======== Input material ========

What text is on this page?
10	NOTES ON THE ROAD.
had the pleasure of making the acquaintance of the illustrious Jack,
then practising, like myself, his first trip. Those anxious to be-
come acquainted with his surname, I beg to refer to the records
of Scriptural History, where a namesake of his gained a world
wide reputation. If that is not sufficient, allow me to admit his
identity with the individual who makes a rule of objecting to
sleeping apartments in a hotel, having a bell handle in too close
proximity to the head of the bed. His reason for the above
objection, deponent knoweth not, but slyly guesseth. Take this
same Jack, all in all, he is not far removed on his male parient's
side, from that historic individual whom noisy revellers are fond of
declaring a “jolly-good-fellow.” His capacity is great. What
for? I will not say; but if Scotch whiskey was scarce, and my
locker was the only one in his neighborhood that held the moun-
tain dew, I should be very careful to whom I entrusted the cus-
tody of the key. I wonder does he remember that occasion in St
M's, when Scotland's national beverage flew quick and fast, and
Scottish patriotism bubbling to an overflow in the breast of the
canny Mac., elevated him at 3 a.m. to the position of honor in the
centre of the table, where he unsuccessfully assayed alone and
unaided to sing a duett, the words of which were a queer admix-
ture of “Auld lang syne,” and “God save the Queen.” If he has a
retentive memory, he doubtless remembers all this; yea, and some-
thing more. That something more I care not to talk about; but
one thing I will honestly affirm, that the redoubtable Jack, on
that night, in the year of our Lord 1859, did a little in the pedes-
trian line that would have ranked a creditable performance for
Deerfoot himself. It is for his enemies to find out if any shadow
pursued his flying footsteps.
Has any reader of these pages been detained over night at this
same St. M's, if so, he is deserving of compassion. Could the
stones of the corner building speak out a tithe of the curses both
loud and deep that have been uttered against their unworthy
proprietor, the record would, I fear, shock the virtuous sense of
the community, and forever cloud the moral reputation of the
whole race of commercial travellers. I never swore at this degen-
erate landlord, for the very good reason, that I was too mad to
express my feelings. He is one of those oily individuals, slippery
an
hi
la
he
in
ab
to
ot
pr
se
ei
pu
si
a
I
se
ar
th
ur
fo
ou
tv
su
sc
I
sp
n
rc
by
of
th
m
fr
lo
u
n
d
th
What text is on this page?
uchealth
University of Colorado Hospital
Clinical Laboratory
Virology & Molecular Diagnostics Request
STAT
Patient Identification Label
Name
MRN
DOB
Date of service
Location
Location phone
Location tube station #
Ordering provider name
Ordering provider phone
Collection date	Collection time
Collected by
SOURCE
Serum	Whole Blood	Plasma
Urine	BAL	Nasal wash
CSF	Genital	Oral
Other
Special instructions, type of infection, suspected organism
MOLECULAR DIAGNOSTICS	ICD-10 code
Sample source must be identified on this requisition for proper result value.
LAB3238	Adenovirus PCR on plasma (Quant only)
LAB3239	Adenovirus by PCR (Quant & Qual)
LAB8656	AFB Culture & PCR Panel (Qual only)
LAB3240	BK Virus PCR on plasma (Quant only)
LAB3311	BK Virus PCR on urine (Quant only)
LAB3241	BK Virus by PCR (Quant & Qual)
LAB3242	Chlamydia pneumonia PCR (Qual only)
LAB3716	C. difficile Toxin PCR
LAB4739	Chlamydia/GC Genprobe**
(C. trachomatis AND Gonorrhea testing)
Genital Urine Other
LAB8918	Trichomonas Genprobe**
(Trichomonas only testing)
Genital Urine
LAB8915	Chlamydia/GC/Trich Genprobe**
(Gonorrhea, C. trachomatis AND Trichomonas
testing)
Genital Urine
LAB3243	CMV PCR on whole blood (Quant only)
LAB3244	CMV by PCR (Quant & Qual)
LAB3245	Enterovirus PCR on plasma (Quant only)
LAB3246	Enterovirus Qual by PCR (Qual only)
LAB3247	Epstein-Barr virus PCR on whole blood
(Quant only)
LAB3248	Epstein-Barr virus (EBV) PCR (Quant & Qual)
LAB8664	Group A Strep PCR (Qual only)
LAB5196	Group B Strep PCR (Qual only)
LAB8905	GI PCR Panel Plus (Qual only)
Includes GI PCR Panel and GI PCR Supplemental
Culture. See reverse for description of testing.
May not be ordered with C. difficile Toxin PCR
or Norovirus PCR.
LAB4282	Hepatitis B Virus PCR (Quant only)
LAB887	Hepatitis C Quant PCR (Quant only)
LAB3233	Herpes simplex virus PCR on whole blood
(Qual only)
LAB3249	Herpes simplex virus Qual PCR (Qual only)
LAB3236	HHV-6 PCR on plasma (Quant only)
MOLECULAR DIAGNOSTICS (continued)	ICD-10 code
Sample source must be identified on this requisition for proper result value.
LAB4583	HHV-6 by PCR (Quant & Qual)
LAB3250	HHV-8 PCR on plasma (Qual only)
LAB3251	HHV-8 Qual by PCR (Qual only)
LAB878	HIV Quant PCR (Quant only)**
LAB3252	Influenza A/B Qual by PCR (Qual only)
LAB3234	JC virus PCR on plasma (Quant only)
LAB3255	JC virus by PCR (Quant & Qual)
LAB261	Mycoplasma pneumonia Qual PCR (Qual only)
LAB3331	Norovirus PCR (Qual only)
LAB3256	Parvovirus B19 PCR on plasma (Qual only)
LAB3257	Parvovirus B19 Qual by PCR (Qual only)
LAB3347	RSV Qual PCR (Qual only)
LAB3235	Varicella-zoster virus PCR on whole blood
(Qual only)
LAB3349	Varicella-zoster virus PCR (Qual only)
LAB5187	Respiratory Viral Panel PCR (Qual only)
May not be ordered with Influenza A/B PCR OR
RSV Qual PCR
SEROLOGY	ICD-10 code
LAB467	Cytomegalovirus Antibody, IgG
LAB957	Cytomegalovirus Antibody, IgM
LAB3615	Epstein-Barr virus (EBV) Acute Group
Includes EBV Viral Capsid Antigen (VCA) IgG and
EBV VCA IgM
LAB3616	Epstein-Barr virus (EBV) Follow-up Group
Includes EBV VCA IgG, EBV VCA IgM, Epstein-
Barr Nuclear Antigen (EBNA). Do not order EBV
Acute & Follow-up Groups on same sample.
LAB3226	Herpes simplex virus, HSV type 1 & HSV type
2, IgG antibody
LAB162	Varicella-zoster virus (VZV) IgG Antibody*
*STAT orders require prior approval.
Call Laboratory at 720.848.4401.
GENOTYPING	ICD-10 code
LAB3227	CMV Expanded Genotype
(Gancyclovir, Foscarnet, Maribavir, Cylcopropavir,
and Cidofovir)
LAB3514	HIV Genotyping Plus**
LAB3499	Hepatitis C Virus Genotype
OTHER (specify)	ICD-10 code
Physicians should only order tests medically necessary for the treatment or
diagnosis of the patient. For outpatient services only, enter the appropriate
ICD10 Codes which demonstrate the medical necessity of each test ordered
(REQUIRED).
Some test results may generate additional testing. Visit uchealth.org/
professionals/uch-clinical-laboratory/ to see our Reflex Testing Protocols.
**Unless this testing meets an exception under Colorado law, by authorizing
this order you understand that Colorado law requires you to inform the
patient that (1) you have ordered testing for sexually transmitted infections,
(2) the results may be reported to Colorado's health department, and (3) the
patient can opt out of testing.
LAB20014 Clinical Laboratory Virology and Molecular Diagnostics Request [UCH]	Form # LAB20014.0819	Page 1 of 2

========

Task statement -> Filter the entries above down to the lines that contain the word "pneumonia".

Task response ->
LAB3242	Chlamydia pneumonia PCR (Qual only)
LAB261	Mycoplasma pneumonia Qual PCR (Qual only)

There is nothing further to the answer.